● **YOUR OBJECTIVE**:
From the entries below, pull out each line where "BITFINEX" appears.
[START RECORDS FOR THE EXERCISE]
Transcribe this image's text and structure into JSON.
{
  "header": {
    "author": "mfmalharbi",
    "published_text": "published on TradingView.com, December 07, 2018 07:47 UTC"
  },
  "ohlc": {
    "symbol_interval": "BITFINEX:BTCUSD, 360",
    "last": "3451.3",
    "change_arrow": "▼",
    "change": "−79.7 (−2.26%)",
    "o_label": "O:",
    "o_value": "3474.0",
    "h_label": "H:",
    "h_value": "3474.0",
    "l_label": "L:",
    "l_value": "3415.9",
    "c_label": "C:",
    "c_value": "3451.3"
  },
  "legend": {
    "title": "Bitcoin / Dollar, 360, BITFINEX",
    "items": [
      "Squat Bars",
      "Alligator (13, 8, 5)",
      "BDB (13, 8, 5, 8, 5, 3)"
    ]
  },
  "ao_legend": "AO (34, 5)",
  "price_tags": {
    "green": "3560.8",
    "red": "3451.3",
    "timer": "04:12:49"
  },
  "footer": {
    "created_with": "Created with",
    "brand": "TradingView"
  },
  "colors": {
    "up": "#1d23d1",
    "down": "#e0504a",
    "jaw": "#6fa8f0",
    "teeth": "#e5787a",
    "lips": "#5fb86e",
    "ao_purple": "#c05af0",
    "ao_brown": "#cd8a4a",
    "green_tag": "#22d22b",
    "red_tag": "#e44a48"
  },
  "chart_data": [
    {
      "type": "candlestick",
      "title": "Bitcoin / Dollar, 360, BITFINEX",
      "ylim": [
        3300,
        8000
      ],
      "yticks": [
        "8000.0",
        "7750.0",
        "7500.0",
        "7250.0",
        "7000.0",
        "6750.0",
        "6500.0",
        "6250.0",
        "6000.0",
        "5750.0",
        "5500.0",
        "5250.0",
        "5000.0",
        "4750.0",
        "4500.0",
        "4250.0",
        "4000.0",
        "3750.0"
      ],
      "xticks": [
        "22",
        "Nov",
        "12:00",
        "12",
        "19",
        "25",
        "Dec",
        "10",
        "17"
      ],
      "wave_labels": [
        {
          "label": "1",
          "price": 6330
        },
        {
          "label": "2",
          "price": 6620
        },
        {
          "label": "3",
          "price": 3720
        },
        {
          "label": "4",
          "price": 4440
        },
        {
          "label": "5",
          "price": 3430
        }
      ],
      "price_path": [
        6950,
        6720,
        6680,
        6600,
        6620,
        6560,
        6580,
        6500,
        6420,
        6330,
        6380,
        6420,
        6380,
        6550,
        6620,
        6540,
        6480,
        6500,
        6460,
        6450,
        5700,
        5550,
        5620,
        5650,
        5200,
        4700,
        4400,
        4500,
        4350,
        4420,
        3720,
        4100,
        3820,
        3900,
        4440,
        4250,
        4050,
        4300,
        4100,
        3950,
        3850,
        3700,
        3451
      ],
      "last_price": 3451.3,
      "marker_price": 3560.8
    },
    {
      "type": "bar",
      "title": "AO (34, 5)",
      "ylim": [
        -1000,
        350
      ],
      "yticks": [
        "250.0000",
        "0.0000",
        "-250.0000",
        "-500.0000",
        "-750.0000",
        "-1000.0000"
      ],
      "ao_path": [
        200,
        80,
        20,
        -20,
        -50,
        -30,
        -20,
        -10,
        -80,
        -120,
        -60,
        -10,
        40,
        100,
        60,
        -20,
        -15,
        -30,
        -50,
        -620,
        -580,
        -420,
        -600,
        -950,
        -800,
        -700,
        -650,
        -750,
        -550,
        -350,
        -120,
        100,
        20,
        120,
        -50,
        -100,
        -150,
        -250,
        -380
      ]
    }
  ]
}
[END RECORDS FOR THE EXERCISE]
● **FULL SOLUTION**:
    "symbol_interval": "BITFINEX:BTCUSD, 360",
    "title": "Bitcoin / Dollar, 360, BITFINEX",
      "title": "Bitcoin / Dollar, 360, BITFINEX",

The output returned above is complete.